Instructions for the task :: Every line that holds the string "name" is to be identified and copied.
━━ Recorded data
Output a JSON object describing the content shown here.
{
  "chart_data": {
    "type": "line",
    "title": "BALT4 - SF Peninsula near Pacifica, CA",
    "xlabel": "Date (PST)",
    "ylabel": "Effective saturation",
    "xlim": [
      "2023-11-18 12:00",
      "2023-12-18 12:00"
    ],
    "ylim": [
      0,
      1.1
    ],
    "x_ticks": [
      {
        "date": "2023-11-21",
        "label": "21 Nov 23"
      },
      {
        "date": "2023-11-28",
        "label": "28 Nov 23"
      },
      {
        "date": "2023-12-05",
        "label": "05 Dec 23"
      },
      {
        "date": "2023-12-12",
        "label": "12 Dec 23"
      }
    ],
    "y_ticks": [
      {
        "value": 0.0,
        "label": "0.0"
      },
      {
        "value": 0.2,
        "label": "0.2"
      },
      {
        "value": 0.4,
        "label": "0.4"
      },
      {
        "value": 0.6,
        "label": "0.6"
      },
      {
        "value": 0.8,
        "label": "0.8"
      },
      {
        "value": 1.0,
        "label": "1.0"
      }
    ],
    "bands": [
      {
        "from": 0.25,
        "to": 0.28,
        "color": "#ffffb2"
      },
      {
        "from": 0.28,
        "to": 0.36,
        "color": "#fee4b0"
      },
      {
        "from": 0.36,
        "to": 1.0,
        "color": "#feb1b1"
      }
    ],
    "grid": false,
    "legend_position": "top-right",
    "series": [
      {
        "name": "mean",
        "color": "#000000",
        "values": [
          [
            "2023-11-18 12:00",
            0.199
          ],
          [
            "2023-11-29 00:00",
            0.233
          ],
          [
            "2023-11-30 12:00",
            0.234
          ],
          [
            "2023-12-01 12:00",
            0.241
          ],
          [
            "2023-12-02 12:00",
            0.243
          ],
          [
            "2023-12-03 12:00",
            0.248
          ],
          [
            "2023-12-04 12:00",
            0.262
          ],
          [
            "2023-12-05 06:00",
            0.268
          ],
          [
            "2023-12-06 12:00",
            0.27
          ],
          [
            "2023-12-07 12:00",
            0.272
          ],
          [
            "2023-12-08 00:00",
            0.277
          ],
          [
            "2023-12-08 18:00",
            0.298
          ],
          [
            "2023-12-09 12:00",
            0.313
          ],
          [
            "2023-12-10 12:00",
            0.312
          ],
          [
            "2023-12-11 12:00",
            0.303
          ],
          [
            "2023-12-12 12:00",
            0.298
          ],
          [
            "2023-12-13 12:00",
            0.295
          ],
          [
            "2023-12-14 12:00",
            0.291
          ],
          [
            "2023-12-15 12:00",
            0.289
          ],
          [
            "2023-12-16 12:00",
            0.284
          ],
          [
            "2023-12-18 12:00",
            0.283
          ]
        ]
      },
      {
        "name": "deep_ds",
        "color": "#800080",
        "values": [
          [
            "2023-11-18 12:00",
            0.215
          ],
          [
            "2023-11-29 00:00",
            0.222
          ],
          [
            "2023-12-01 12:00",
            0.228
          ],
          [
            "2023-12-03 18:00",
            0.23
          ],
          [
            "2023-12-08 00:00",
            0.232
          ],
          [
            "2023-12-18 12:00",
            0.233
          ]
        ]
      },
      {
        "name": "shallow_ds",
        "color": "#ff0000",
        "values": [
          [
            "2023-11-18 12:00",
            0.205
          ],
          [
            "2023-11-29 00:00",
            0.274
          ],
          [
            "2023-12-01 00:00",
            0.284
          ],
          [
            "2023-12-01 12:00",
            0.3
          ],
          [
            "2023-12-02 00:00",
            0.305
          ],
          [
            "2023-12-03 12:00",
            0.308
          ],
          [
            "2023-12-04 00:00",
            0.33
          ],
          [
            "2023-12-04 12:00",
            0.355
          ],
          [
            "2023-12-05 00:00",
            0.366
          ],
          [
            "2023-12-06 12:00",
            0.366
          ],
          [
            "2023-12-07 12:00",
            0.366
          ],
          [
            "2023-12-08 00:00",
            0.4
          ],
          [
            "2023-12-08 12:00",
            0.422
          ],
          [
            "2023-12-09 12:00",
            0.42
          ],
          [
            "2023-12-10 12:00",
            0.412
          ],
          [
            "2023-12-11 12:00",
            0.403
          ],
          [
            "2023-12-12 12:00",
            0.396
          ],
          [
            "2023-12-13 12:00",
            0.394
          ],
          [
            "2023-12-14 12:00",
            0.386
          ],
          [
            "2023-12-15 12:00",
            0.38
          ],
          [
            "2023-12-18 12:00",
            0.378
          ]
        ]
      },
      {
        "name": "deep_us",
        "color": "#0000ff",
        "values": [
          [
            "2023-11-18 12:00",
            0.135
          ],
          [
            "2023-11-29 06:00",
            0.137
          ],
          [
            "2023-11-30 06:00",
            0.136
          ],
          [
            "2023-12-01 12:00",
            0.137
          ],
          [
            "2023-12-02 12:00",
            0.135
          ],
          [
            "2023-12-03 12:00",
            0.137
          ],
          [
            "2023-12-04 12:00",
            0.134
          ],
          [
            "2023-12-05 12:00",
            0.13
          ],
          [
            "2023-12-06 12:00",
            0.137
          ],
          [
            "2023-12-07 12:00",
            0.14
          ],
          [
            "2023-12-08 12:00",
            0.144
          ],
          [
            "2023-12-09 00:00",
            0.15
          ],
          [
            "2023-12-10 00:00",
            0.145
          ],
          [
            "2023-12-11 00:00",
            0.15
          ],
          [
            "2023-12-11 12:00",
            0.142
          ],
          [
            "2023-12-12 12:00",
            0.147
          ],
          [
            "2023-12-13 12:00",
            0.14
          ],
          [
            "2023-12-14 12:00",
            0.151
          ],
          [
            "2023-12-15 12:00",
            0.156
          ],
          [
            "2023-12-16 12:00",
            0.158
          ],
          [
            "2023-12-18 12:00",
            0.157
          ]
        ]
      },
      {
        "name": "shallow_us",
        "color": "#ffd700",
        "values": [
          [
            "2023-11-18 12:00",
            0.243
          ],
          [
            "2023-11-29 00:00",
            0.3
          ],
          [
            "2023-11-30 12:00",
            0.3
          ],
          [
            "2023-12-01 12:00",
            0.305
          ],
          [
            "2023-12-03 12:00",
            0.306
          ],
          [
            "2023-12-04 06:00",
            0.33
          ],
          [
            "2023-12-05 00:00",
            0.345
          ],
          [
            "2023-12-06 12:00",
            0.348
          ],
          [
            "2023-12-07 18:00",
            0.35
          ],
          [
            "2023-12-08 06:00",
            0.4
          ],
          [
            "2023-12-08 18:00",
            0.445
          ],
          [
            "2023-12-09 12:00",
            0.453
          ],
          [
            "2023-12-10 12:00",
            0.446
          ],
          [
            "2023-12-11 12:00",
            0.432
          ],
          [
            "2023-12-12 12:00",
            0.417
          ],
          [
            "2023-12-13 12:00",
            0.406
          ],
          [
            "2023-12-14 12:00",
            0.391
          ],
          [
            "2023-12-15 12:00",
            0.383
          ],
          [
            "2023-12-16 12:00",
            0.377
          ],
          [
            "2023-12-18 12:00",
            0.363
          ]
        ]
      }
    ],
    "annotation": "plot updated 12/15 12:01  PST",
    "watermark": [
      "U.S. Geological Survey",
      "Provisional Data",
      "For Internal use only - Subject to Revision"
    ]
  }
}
━━━━
Task answer ::
        "name": "mean",
        "name": "deep_ds",
        "name": "shallow_ds",
        "name": "deep_us",
        "name": "shallow_us",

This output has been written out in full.